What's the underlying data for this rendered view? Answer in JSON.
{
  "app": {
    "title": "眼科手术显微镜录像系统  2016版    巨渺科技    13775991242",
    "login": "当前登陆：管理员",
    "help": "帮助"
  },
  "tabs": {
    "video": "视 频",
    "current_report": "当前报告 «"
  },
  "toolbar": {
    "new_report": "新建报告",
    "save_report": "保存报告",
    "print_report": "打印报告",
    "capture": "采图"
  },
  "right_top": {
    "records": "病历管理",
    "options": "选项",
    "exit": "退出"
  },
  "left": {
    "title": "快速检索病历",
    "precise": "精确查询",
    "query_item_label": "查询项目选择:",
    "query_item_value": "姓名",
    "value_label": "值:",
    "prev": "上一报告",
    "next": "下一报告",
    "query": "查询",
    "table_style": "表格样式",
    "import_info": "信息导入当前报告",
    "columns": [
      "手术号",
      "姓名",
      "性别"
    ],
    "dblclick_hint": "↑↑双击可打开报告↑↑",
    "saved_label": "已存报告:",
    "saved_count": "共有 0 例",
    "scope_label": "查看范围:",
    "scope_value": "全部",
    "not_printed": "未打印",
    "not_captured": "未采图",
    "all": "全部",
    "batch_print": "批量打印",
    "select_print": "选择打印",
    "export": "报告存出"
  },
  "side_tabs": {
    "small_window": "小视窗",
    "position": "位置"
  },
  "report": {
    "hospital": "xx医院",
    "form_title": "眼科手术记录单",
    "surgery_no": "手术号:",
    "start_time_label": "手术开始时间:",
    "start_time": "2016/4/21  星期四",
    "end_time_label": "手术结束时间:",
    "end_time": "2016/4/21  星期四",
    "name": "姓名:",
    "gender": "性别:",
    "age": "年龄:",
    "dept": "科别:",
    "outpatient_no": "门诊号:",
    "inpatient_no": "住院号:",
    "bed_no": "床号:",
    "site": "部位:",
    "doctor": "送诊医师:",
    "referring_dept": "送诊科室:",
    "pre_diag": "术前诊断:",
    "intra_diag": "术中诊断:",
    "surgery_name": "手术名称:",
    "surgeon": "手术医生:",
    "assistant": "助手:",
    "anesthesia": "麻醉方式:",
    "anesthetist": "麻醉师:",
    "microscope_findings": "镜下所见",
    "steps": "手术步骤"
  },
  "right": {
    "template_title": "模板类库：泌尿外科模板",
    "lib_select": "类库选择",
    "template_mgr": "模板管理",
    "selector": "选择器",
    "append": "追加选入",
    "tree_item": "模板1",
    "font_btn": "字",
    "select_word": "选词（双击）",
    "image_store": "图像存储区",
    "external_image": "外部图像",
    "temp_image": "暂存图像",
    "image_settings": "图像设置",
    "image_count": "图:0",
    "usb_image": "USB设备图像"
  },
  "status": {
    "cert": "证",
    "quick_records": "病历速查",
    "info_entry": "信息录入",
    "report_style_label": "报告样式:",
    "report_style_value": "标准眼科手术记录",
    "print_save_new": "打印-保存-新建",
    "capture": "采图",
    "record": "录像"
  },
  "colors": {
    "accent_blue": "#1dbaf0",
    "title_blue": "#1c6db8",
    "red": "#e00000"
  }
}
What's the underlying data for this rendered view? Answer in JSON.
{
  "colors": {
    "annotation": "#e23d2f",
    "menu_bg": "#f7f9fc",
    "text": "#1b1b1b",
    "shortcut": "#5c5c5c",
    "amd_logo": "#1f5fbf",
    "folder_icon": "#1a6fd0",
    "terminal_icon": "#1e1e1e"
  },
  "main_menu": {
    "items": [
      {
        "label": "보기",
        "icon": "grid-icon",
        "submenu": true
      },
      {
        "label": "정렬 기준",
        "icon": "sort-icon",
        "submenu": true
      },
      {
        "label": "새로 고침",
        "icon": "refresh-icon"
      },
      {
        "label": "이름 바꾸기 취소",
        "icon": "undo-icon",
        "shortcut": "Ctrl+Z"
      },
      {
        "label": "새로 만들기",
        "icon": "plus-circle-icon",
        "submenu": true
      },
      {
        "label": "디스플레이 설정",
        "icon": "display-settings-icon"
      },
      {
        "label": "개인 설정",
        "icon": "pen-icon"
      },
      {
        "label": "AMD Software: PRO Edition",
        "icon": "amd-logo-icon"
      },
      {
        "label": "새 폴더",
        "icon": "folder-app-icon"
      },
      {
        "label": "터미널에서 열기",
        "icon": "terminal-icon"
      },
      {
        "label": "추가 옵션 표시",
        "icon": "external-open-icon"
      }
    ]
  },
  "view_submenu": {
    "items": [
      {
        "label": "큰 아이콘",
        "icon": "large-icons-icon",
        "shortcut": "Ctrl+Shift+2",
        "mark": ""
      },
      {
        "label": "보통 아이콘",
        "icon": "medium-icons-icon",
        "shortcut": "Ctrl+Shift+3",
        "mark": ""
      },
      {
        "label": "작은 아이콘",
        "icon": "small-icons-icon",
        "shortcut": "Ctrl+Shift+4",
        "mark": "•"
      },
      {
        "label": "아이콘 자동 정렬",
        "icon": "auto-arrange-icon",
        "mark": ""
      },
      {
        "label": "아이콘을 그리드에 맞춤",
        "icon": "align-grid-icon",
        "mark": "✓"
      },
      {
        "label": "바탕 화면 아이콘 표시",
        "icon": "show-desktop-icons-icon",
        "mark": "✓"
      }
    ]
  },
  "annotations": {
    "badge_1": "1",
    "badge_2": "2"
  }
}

------------------------------

DIRECTIVE: Your task is to repeat the data exactly; please include every line.

EXERCISE RESPONSE:
What's the underlying data for this rendered view? Answer in JSON.
{
  "app": {
    "title": "眼科手术显微镜录像系统  2016版    巨渺科技    13775991242",
    "login": "当前登陆：管理员",
    "help": "帮助"
  },
  "tabs": {
    "video": "视 频",
    "current_report": "当前报告 «"
  },
  "toolbar": {
    "new_report": "新建报告",
    "save_report": "保存报告",
    "print_report": "打印报告",
    "capture": "采图"
  },
  "right_top": {
    "records": "病历管理",
    "options": "选项",
    "exit": "退出"
  },
  "left": {
    "title": "快速检索病历",
    "precise": "精确查询",
    "query_item_label": "查询项目选择:",
    "query_item_value": "姓名",
    "value_label": "值:",
    "prev": "上一报告",
    "next": "下一报告",
    "query": "查询",
    "table_style": "表格样式",
    "import_info": "信息导入当前报告",
    "columns": [
      "手术号",
      "姓名",
      "性别"
    ],
    "dblclick_hint": "↑↑双击可打开报告↑↑",
    "saved_label": "已存报告:",
    "saved_count": "共有 0 例",
    "scope_label": "查看范围:",
    "scope_value": "全部",
    "not_printed": "未打印",
    "not_captured": "未采图",
    "all": "全部",
    "batch_print": "批量打印",
    "select_print": "选择打印",
    "export": "报告存出"
  },
  "side_tabs": {
    "small_window": "小视窗",
    "position": "位置"
  },
  "report": {
    "hospital": "xx医院",
    "form_title": "眼科手术记录单",
    "surgery_no": "手术号:",
    "start_time_label": "手术开始时间:",
    "start_time": "2016/4/21  星期四",
    "end_time_label": "手术结束时间:",
    "end_time": "2016/4/21  星期四",
    "name": "姓名:",
    "gender": "性别:",
    "age": "年龄:",
    "dept": "科别:",
    "outpatient_no": "门诊号:",
    "inpatient_no": "住院号:",
    "bed_no": "床号:",
    "site": "部位:",
    "doctor": "送诊医师:",
    "referring_dept": "送诊科室:",
    "pre_diag": "术前诊断:",
    "intra_diag": "术中诊断:",
    "surgery_name": "手术名称:",
    "surgeon": "手术医生:",
    "assistant": "助手:",
    "anesthesia": "麻醉方式:",
    "anesthetist": "麻醉师:",
    "microscope_findings": "镜下所见",
    "steps": "手术步骤"
  },
  "right": {
    "template_title": "模板类库：泌尿外科模板",
    "lib_select": "类库选择",
    "template_mgr": "模板管理",
    "selector": "选择器",
    "append": "追加选入",
    "tree_item": "模板1",
    "font_btn": "字",
    "select_word": "选词（双击）",
    "image_store": "图像存储区",
    "external_image": "外部图像",
    "temp_image": "暂存图像",
    "image_settings": "图像设置",
    "image_count": "图:0",
    "usb_image": "USB设备图像"
  },
  "status": {
    "cert": "证",
    "quick_records": "病历速查",
    "info_entry": "信息录入",
    "report_style_label": "报告样式:",
    "report_style_value": "标准眼科手术记录",
    "print_save_new": "打印-保存-新建",
    "capture": "采图",
    "record": "录像"
  },
  "colors": {
    "accent_blue": "#1dbaf0",
    "title_blue": "#1c6db8",
    "red": "#e00000"
  }
}
What's the underlying data for this rendered view? Answer in JSON.
{
  "colors": {
    "annotation": "#e23d2f",
    "menu_bg": "#f7f9fc",
    "text": "#1b1b1b",
    "shortcut": "#5c5c5c",
    "amd_logo": "#1f5fbf",
    "folder_icon": "#1a6fd0",
    "terminal_icon": "#1e1e1e"
  },
  "main_menu": {
    "items": [
      {
        "label": "보기",
        "icon": "grid-icon",
        "submenu": true
      },
      {
        "label": "정렬 기준",
        "icon": "sort-icon",
        "submenu": true
      },
      {
        "label": "새로 고침",
        "icon": "refresh-icon"
      },
      {
        "label": "이름 바꾸기 취소",
        "icon": "undo-icon",
        "shortcut": "Ctrl+Z"
      },
      {
        "label": "새로 만들기",
        "icon": "plus-circle-icon",
        "submenu": true
      },
      {
        "label": "디스플레이 설정",
        "icon": "display-settings-icon"
      },
      {
        "label": "개인 설정",
        "icon": "pen-icon"
      },
      {
        "label": "AMD Software: PRO Edition",
        "icon": "amd-logo-icon"
      },
      {
        "label": "새 폴더",
        "icon": "folder-app-icon"
      },
      {
        "label": "터미널에서 열기",
        "icon": "terminal-icon"
      },
      {
        "label": "추가 옵션 표시",
        "icon": "external-open-icon"
      }
    ]
  },
  "view_submenu": {
    "items": [
      {
        "label": "큰 아이콘",
        "icon": "large-icons-icon",
        "shortcut": "Ctrl+Shift+2",
        "mark": ""
      },
      {
        "label": "보통 아이콘",
        "icon": "medium-icons-icon",
        "shortcut": "Ctrl+Shift+3",
        "mark": ""
      },
      {
        "label": "작은 아이콘",
        "icon": "small-icons-icon",
        "shortcut": "Ctrl+Shift+4",
        "mark": "•"
      },
      {
        "label": "아이콘 자동 정렬",
        "icon": "auto-arrange-icon",
        "mark": ""
      },
      {
        "label": "아이콘을 그리드에 맞춤",
        "icon": "align-grid-icon",
        "mark": "✓"
      },
      {
        "label": "바탕 화면 아이콘 표시",
        "icon": "show-desktop-icons-icon",
        "mark": "✓"
      }
    ]
  },
  "annotations": {
    "badge_1": "1",
    "badge_2": "2"
  }
}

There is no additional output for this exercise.